■ Do this
State how many lines hold the word "median", with no other words.

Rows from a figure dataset
────────
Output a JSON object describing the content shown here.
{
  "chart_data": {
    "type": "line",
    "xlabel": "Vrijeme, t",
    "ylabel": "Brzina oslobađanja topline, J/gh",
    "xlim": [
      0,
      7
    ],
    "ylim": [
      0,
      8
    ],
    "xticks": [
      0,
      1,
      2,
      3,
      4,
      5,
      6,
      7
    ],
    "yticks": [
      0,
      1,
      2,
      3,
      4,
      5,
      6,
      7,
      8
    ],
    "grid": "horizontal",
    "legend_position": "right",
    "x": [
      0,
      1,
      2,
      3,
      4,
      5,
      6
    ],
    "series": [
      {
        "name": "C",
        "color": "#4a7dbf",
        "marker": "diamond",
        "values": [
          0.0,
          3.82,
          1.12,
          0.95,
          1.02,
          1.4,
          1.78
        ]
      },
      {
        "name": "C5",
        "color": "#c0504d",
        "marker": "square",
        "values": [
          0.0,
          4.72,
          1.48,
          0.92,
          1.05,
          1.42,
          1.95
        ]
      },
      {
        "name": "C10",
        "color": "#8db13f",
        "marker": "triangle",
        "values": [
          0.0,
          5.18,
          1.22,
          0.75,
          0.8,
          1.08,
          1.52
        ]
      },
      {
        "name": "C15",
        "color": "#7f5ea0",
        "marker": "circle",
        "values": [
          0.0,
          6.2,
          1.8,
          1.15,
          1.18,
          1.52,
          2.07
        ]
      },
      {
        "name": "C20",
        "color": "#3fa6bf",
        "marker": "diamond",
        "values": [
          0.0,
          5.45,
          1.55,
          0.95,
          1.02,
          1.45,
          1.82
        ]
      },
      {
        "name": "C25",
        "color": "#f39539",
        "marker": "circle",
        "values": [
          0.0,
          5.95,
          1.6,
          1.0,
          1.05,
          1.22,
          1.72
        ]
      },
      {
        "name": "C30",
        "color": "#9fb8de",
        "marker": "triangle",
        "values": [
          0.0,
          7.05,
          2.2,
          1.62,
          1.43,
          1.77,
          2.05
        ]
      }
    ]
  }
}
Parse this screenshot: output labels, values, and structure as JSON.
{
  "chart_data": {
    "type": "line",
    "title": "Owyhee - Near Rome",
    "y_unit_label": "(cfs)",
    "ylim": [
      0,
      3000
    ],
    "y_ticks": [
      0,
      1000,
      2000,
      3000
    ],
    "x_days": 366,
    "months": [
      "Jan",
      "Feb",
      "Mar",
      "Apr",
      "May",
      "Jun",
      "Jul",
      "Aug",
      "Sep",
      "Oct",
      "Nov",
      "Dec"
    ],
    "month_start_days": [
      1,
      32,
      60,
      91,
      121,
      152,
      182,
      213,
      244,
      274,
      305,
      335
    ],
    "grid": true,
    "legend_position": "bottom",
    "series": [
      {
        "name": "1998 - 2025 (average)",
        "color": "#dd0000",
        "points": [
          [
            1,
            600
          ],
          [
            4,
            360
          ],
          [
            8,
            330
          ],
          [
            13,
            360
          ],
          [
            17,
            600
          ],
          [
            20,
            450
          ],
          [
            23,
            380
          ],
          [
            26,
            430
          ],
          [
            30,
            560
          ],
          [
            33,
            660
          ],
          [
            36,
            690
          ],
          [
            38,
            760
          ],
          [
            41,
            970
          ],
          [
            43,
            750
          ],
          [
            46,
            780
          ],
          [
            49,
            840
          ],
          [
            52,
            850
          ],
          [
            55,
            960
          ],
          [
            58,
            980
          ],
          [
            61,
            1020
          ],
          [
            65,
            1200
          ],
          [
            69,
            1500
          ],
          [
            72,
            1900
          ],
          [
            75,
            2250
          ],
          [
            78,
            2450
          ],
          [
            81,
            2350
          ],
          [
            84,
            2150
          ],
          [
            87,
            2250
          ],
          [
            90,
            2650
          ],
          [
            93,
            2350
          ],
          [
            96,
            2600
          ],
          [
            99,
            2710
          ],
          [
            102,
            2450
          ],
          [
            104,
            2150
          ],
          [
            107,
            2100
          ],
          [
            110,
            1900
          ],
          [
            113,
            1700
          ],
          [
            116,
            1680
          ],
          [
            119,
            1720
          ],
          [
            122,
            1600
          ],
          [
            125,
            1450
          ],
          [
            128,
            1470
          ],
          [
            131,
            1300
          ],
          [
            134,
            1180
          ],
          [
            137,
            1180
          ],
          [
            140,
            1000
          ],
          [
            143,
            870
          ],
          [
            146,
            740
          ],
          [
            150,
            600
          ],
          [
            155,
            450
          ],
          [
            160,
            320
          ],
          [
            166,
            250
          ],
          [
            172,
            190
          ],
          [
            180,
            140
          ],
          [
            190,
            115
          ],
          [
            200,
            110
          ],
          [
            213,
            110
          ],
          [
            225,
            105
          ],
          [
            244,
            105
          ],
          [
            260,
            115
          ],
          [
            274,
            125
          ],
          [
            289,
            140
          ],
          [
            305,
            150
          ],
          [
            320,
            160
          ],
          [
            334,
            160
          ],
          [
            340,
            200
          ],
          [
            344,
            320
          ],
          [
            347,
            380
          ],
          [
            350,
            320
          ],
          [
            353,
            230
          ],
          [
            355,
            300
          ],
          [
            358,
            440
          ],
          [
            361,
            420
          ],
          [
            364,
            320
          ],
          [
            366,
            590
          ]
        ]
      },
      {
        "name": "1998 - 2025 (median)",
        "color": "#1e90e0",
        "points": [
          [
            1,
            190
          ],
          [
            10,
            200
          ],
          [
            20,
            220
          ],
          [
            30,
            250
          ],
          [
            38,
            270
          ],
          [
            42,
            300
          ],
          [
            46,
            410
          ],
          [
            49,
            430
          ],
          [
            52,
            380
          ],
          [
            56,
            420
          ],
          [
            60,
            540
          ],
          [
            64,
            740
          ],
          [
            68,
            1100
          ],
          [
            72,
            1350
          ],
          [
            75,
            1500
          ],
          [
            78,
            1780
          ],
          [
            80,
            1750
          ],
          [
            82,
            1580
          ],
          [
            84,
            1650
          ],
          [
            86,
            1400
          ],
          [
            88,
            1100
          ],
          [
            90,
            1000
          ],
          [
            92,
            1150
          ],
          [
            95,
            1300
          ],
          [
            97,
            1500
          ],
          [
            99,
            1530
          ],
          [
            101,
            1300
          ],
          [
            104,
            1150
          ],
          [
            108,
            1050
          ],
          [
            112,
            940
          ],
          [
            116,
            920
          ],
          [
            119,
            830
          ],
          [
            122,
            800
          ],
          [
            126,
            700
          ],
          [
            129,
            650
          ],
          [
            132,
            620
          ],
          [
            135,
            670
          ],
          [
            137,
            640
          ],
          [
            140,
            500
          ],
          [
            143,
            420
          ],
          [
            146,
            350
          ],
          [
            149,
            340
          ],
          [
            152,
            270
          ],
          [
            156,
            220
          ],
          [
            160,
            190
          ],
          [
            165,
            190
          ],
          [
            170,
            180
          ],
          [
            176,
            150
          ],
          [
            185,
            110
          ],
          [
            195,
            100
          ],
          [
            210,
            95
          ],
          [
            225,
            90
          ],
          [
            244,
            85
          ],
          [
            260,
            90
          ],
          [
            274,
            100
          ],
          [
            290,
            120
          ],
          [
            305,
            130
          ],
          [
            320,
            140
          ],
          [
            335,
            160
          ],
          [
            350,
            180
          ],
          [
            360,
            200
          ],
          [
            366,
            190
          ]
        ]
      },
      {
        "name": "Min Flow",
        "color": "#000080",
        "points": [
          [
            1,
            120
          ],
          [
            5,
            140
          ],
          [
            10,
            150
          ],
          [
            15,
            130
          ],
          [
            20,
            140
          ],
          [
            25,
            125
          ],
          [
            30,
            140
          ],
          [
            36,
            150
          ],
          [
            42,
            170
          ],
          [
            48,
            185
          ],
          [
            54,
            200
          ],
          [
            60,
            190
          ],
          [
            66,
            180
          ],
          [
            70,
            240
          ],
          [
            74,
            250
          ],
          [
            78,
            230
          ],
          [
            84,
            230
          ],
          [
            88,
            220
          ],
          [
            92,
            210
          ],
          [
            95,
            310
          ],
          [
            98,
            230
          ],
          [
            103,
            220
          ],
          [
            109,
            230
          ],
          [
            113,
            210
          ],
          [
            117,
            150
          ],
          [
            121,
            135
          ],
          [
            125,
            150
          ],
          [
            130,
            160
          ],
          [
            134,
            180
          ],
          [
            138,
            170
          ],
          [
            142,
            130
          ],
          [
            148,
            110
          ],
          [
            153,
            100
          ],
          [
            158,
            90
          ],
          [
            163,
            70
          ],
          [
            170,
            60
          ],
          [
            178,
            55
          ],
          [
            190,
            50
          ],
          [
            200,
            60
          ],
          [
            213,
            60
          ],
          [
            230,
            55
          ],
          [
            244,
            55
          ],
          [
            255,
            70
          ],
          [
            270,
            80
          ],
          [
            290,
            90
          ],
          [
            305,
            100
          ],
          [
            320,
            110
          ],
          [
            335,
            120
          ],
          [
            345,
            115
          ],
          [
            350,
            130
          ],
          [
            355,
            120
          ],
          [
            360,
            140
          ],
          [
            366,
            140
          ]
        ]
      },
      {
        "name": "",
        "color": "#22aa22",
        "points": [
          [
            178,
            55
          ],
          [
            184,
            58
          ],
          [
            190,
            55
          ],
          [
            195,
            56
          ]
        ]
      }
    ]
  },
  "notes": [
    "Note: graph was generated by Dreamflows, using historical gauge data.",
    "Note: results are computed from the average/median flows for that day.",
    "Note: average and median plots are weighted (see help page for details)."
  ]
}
────────
■ Complete answer
3